## [Extracted material]
▽
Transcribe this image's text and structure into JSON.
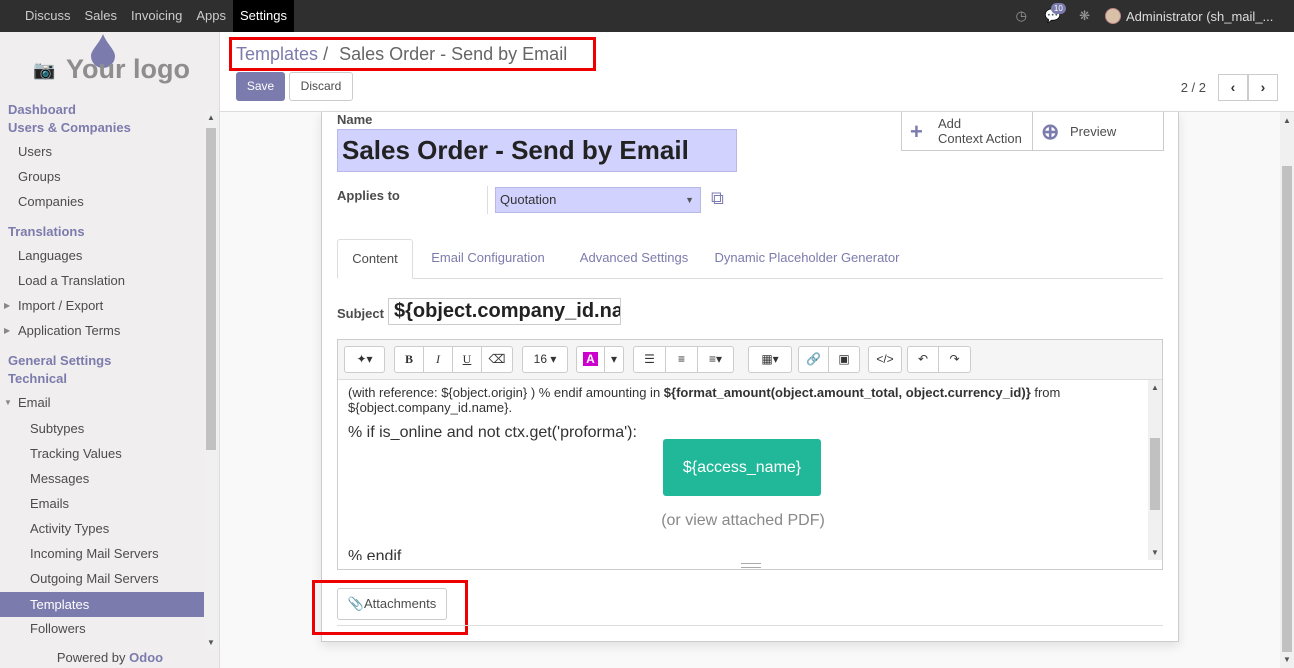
{
  "topbar": {
    "menu": [
      "Discuss",
      "Sales",
      "Invoicing",
      "Apps",
      "Settings"
    ],
    "active_menu": "Settings",
    "message_count": "10",
    "user": "Administrator (sh_mail_..."
  },
  "logo": {
    "text": "Your logo"
  },
  "sidebar": {
    "items": [
      {
        "label": "Dashboard",
        "type": "header"
      },
      {
        "label": "Users & Companies",
        "type": "header"
      },
      {
        "label": "Users",
        "type": "l1"
      },
      {
        "label": "Groups",
        "type": "l1"
      },
      {
        "label": "Companies",
        "type": "l1"
      },
      {
        "label": "Translations",
        "type": "header"
      },
      {
        "label": "Languages",
        "type": "l1"
      },
      {
        "label": "Load a Translation",
        "type": "l1"
      },
      {
        "label": "Import / Export",
        "type": "l1"
      },
      {
        "label": "Application Terms",
        "type": "l1"
      },
      {
        "label": "General Settings",
        "type": "header"
      },
      {
        "label": "Technical",
        "type": "header"
      },
      {
        "label": "Email",
        "type": "l1"
      },
      {
        "label": "Subtypes",
        "type": "l2"
      },
      {
        "label": "Tracking Values",
        "type": "l2"
      },
      {
        "label": "Messages",
        "type": "l2"
      },
      {
        "label": "Emails",
        "type": "l2"
      },
      {
        "label": "Activity Types",
        "type": "l2"
      },
      {
        "label": "Incoming Mail Servers",
        "type": "l2"
      },
      {
        "label": "Outgoing Mail Servers",
        "type": "l2"
      },
      {
        "label": "Templates",
        "type": "l2"
      },
      {
        "label": "Followers",
        "type": "l2"
      }
    ],
    "powered_prefix": "Powered by",
    "powered_brand": "Odoo"
  },
  "control": {
    "breadcrumb_parent": "Templates",
    "breadcrumb_sep": "/",
    "breadcrumb_current": "Sales Order - Send by Email",
    "save_label": "Save",
    "discard_label": "Discard",
    "pager": "2 / 2"
  },
  "form": {
    "name_label": "Name",
    "name_value": "Sales Order - Send by Email",
    "smart_add_line1": "Add",
    "smart_add_line2": "Context Action",
    "smart_preview": "Preview",
    "applies_label": "Applies to",
    "applies_value": "Quotation",
    "tabs": [
      "Content",
      "Email Configuration",
      "Advanced Settings",
      "Dynamic Placeholder Generator"
    ],
    "active_tab": "Content",
    "subject_label": "Subject",
    "subject_value": "${object.company_id.name}",
    "editor": {
      "font_size": "16",
      "line1_a": "(with reference: ${object.origin} ) % endif amounting in ",
      "line1_b": "${format_amount(object.amount_total, object.currency_id)}",
      "line1_c": " from",
      "line2": "${object.company_id.name}.",
      "if_line": "% if is_online and not ctx.get('proforma'):",
      "access_button": "${access_name}",
      "view_pdf": "(or view attached PDF)",
      "endif_line": "% endif"
    },
    "attachments_label": "Attachments"
  },
  "colors": {
    "brand": "#7c7bad",
    "access_button": "#21b799",
    "highlight_box": "#ee0000"
  }
}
△
## [Exercise directions]
Go through the records. Copy each line where "Servers" appears.

## [Response]
        "label": "Incoming Mail Servers",
        "label": "Outgoing Mail Servers",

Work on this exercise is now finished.